Description of the task
Show every line containing "this" by copying it.

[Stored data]

* Begin *

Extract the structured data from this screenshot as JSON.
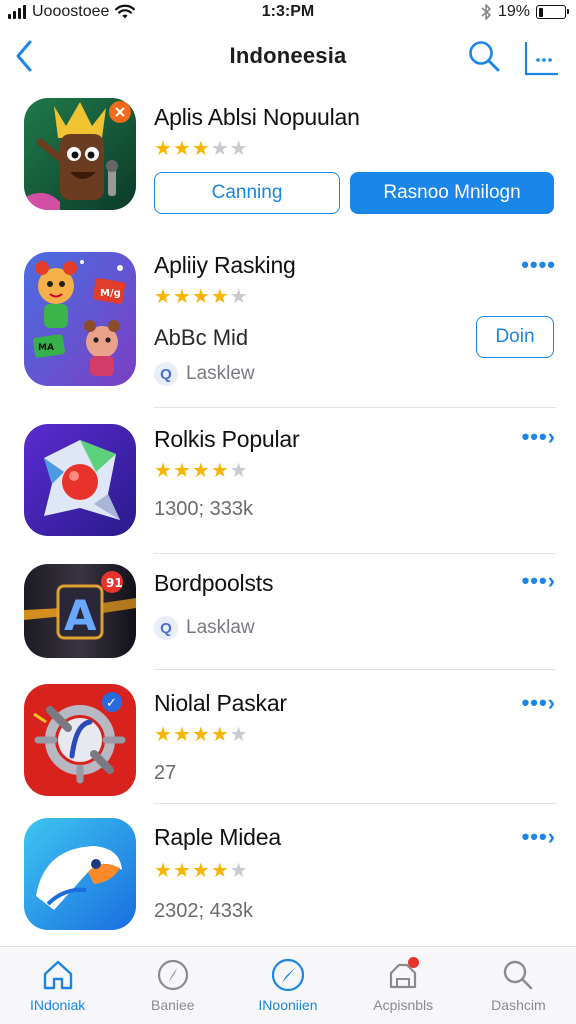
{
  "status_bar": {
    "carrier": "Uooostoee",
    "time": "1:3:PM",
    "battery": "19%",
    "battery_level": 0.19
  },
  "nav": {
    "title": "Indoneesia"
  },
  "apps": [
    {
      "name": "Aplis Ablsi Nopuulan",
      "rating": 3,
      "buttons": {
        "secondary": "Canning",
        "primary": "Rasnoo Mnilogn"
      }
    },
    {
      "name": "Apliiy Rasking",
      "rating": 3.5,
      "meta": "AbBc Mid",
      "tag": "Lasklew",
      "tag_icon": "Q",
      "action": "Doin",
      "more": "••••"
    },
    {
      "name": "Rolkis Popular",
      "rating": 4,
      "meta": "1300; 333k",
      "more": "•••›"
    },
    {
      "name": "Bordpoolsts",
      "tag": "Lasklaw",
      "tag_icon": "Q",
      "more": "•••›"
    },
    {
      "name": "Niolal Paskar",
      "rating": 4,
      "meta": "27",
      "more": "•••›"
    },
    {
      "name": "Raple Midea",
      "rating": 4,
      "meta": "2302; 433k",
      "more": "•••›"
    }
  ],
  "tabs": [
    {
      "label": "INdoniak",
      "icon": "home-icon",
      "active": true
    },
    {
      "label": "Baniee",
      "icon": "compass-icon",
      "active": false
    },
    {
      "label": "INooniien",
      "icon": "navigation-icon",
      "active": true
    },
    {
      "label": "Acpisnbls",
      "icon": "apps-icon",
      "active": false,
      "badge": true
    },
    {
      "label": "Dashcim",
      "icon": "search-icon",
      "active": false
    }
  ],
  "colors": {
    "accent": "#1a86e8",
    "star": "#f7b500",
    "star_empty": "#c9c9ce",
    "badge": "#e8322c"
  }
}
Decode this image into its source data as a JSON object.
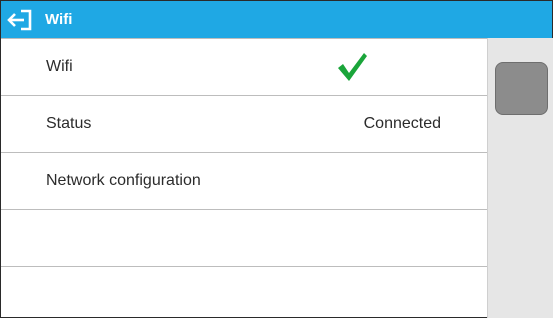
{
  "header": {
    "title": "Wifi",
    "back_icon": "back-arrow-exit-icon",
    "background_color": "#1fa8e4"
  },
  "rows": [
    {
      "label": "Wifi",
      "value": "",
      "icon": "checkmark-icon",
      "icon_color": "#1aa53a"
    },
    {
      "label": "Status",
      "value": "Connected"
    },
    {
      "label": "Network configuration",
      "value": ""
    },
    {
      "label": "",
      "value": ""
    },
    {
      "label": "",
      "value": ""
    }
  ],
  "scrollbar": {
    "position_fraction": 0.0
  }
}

* End *
* Begin *

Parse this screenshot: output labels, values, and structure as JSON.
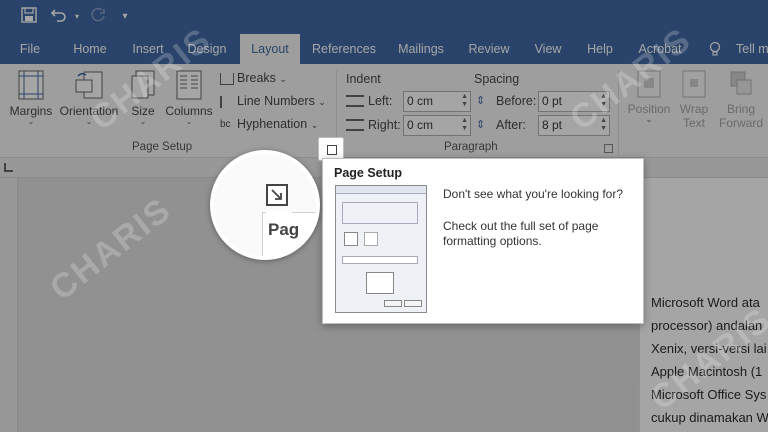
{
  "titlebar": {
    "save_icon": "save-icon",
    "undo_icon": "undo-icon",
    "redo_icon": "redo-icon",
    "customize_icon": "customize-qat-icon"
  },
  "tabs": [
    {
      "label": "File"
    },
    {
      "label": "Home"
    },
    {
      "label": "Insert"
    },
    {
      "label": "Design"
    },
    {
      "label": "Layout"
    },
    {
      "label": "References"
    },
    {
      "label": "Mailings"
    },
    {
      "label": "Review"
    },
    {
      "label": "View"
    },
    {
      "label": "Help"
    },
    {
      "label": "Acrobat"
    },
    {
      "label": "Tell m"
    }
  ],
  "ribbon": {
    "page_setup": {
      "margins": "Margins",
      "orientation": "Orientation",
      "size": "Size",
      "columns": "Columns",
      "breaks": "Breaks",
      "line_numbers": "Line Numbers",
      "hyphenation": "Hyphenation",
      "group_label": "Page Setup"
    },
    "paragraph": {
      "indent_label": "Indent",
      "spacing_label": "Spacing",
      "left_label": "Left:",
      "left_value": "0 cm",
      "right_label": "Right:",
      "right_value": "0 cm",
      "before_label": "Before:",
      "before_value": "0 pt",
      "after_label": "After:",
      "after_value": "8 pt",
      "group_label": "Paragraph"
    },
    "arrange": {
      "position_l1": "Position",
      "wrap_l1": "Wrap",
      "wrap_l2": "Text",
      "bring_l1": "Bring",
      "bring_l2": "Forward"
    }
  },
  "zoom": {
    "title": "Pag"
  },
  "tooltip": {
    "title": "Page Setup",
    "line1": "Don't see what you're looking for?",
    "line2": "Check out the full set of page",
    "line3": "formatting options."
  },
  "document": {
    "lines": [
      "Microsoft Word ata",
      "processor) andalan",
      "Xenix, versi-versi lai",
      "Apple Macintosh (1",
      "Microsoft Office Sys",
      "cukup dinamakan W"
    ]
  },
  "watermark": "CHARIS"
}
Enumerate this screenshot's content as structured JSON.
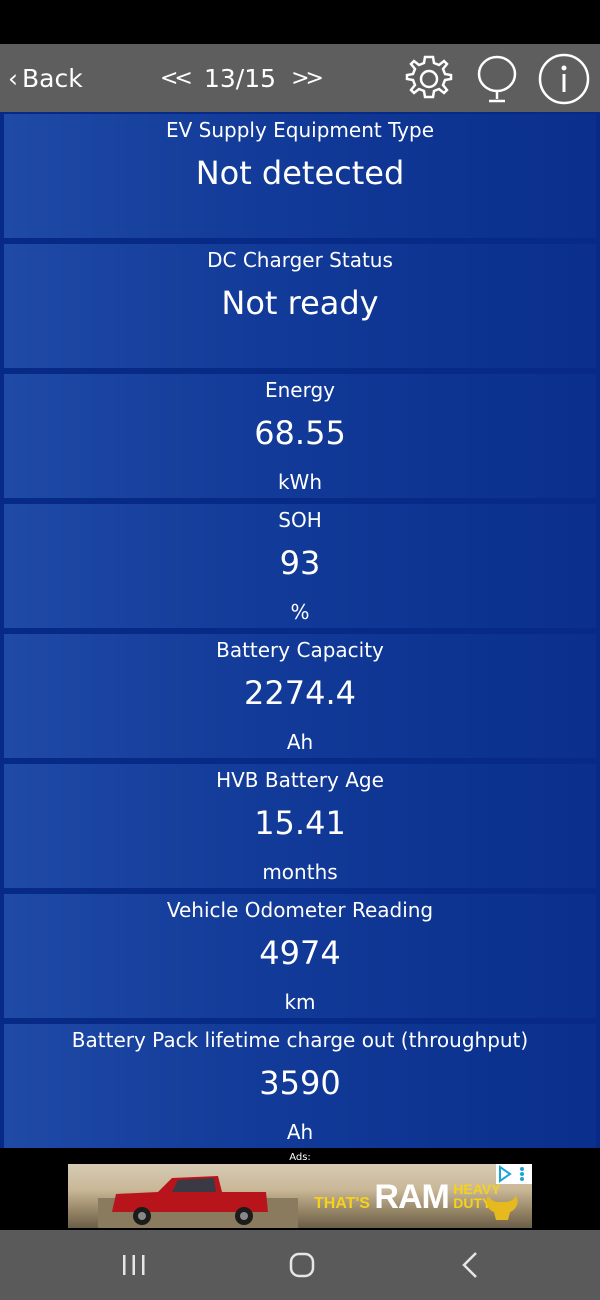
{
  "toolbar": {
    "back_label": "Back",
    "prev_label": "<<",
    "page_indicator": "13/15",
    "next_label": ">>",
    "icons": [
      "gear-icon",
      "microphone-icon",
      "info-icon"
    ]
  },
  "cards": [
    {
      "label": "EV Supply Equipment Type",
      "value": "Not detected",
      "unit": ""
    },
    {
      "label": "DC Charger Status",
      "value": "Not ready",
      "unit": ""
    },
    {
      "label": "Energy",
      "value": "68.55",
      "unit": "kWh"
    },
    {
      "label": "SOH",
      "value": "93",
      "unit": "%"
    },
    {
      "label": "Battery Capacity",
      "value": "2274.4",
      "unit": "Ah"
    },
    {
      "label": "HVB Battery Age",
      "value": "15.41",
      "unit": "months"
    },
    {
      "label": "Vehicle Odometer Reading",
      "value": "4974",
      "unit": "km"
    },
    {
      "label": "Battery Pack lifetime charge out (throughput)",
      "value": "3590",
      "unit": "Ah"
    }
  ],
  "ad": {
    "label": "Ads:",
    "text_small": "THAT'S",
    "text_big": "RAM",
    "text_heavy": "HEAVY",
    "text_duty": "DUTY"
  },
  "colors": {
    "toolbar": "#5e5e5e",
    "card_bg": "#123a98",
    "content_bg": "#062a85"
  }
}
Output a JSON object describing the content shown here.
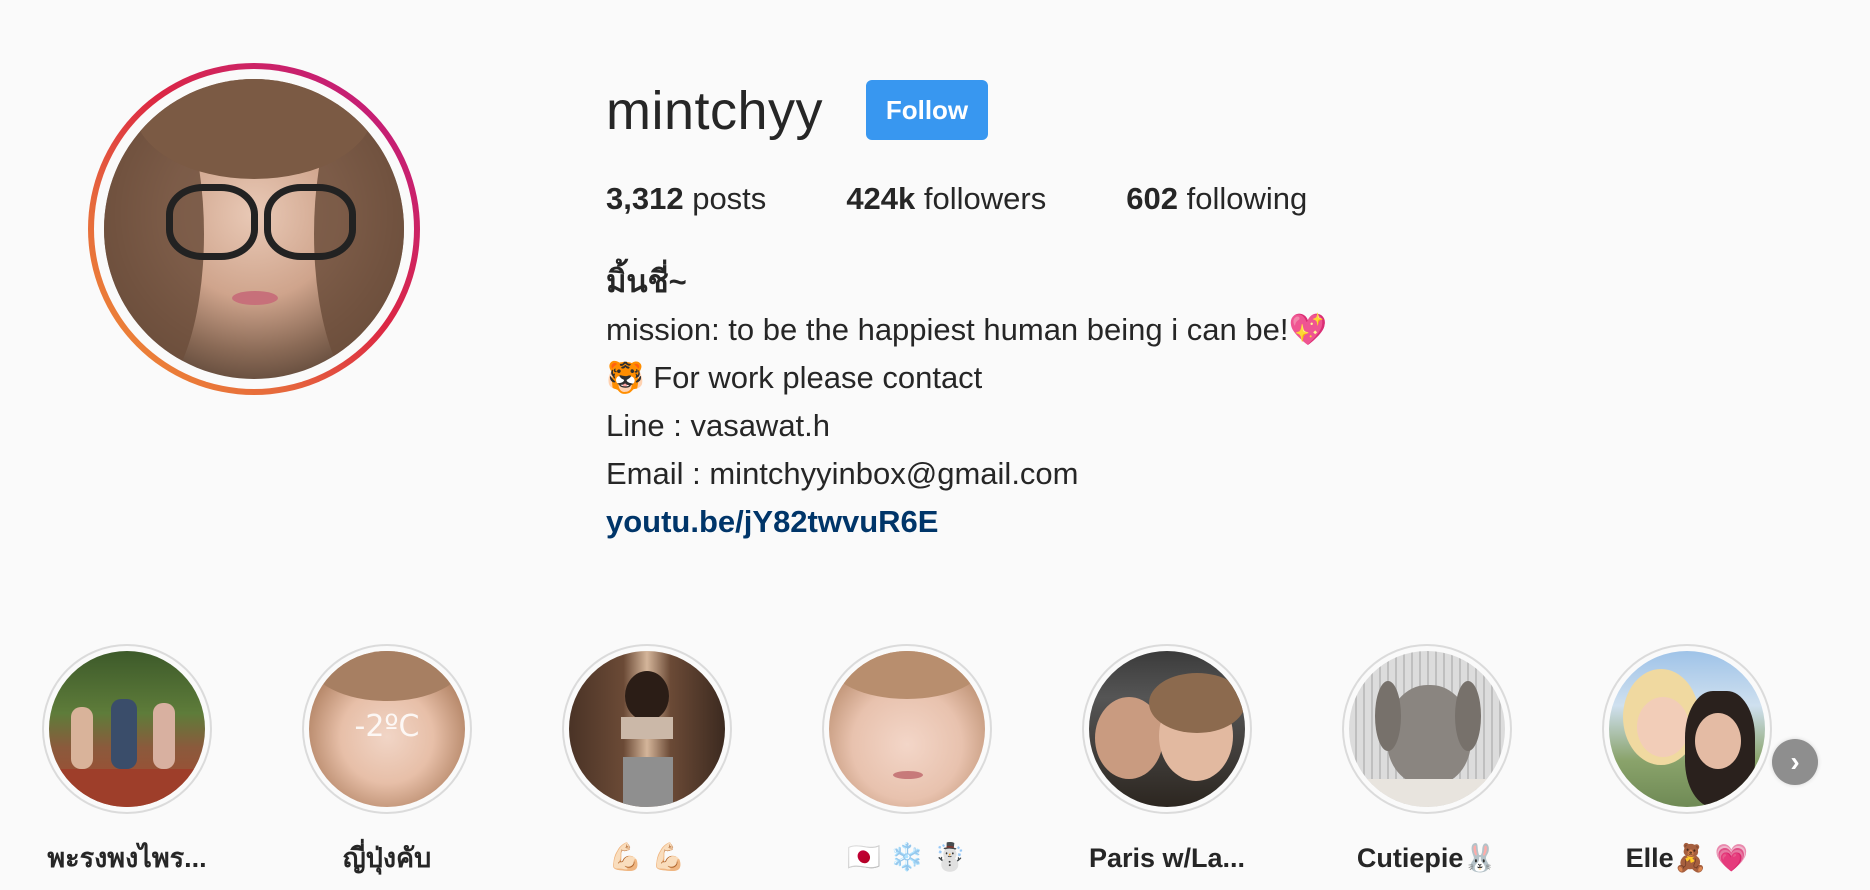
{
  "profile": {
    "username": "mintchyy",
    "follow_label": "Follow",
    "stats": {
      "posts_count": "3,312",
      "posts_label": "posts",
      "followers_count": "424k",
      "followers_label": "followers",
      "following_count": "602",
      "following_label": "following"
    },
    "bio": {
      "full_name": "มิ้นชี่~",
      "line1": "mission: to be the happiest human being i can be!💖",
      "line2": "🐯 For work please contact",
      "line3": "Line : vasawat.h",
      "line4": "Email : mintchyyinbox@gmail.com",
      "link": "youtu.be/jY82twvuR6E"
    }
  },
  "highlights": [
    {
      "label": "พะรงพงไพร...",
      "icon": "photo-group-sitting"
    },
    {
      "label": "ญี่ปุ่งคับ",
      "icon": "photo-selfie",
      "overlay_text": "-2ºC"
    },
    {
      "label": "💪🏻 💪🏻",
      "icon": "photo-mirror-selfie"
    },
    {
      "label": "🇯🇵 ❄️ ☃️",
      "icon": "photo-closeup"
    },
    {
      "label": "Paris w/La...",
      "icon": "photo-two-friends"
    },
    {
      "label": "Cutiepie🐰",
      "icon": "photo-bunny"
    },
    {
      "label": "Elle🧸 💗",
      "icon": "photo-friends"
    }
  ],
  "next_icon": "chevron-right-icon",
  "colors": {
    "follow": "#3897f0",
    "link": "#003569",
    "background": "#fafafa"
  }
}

* End *

Exercise solution
Extract the structured data from this screenshot as JSON.
Decode this image into its source data as a JSON object.
Parse this screenshot: output labels, values, and structure as JSON.
Enumerate this screenshot's content as structured JSON.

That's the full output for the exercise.